● **DATA PROVIDED**:
####
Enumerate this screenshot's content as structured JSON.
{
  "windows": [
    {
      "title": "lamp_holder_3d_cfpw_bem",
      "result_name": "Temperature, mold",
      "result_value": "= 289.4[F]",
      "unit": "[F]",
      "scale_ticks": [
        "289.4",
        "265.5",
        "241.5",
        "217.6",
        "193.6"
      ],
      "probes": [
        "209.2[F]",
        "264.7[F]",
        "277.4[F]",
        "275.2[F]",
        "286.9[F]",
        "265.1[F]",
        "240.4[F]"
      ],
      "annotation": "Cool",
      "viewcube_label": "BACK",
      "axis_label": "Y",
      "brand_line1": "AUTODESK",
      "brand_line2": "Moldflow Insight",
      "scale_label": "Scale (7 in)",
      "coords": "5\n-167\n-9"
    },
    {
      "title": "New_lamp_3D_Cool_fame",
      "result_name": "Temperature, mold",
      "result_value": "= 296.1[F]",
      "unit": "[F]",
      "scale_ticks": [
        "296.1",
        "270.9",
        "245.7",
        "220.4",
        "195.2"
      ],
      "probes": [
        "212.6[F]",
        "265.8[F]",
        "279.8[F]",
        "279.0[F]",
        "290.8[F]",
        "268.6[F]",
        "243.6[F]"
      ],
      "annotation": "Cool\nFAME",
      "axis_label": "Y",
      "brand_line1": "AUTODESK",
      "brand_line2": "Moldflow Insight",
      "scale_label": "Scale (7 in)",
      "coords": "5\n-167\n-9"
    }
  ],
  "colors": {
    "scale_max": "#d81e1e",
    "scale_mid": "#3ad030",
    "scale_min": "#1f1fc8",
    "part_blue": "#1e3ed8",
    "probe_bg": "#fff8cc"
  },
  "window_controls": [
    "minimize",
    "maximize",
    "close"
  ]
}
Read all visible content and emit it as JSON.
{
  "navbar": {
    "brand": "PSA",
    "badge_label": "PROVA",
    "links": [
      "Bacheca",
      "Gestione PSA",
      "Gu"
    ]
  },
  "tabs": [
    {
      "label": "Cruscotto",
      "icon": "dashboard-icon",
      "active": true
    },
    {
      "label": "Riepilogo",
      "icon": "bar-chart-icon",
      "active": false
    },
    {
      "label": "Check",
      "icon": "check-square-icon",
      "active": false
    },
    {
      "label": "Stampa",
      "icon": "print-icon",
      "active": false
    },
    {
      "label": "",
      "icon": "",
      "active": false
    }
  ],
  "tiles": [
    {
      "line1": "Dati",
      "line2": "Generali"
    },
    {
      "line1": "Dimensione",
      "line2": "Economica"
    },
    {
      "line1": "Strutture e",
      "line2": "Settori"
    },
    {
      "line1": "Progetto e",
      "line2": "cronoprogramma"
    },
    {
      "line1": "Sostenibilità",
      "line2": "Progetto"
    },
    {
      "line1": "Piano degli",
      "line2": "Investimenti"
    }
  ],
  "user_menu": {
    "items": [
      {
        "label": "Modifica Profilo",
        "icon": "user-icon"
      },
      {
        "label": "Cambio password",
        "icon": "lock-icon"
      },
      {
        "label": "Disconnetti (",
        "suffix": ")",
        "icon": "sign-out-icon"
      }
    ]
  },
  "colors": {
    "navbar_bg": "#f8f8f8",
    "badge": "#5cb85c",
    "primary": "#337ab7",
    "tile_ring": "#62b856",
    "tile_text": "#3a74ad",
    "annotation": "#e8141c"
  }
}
####
● **PROBLEM**: Make a verbatim copy of every entry shown above.

● **ANSWER**:
Enumerate this screenshot's content as structured JSON.
{
  "windows": [
    {
      "title": "lamp_holder_3d_cfpw_bem",
      "result_name": "Temperature, mold",
      "result_value": "= 289.4[F]",
      "unit": "[F]",
      "scale_ticks": [
        "289.4",
        "265.5",
        "241.5",
        "217.6",
        "193.6"
      ],
      "probes": [
        "209.2[F]",
        "264.7[F]",
        "277.4[F]",
        "275.2[F]",
        "286.9[F]",
        "265.1[F]",
        "240.4[F]"
      ],
      "annotation": "Cool",
      "viewcube_label": "BACK",
      "axis_label": "Y",
      "brand_line1": "AUTODESK",
      "brand_line2": "Moldflow Insight",
      "scale_label": "Scale (7 in)",
      "coords": "5\n-167\n-9"
    },
    {
      "title": "New_lamp_3D_Cool_fame",
      "result_name": "Temperature, mold",
      "result_value": "= 296.1[F]",
      "unit": "[F]",
      "scale_ticks": [
        "296.1",
        "270.9",
        "245.7",
        "220.4",
        "195.2"
      ],
      "probes": [
        "212.6[F]",
        "265.8[F]",
        "279.8[F]",
        "279.0[F]",
        "290.8[F]",
        "268.6[F]",
        "243.6[F]"
      ],
      "annotation": "Cool\nFAME",
      "axis_label": "Y",
      "brand_line1": "AUTODESK",
      "brand_line2": "Moldflow Insight",
      "scale_label": "Scale (7 in)",
      "coords": "5\n-167\n-9"
    }
  ],
  "colors": {
    "scale_max": "#d81e1e",
    "scale_mid": "#3ad030",
    "scale_min": "#1f1fc8",
    "part_blue": "#1e3ed8",
    "probe_bg": "#fff8cc"
  },
  "window_controls": [
    "minimize",
    "maximize",
    "close"
  ]
}
Read all visible content and emit it as JSON.
{
  "navbar": {
    "brand": "PSA",
    "badge_label": "PROVA",
    "links": [
      "Bacheca",
      "Gestione PSA",
      "Gu"
    ]
  },
  "tabs": [
    {
      "label": "Cruscotto",
      "icon": "dashboard-icon",
      "active": true
    },
    {
      "label": "Riepilogo",
      "icon": "bar-chart-icon",
      "active": false
    },
    {
      "label": "Check",
      "icon": "check-square-icon",
      "active": false
    },
    {
      "label": "Stampa",
      "icon": "print-icon",
      "active": false
    },
    {
      "label": "",
      "icon": "",
      "active": false
    }
  ],
  "tiles": [
    {
      "line1": "Dati",
      "line2": "Generali"
    },
    {
      "line1": "Dimensione",
      "line2": "Economica"
    },
    {
      "line1": "Strutture e",
      "line2": "Settori"
    },
    {
      "line1": "Progetto e",
      "line2": "cronoprogramma"
    },
    {
      "line1": "Sostenibilità",
      "line2": "Progetto"
    },
    {
      "line1": "Piano degli",
      "line2": "Investimenti"
    }
  ],
  "user_menu": {
    "items": [
      {
        "label": "Modifica Profilo",
        "icon": "user-icon"
      },
      {
        "label": "Cambio password",
        "icon": "lock-icon"
      },
      {
        "label": "Disconnetti (",
        "suffix": ")",
        "icon": "sign-out-icon"
      }
    ]
  },
  "colors": {
    "navbar_bg": "#f8f8f8",
    "badge": "#5cb85c",
    "primary": "#337ab7",
    "tile_ring": "#62b856",
    "tile_text": "#3a74ad",
    "annotation": "#e8141c"
  }
}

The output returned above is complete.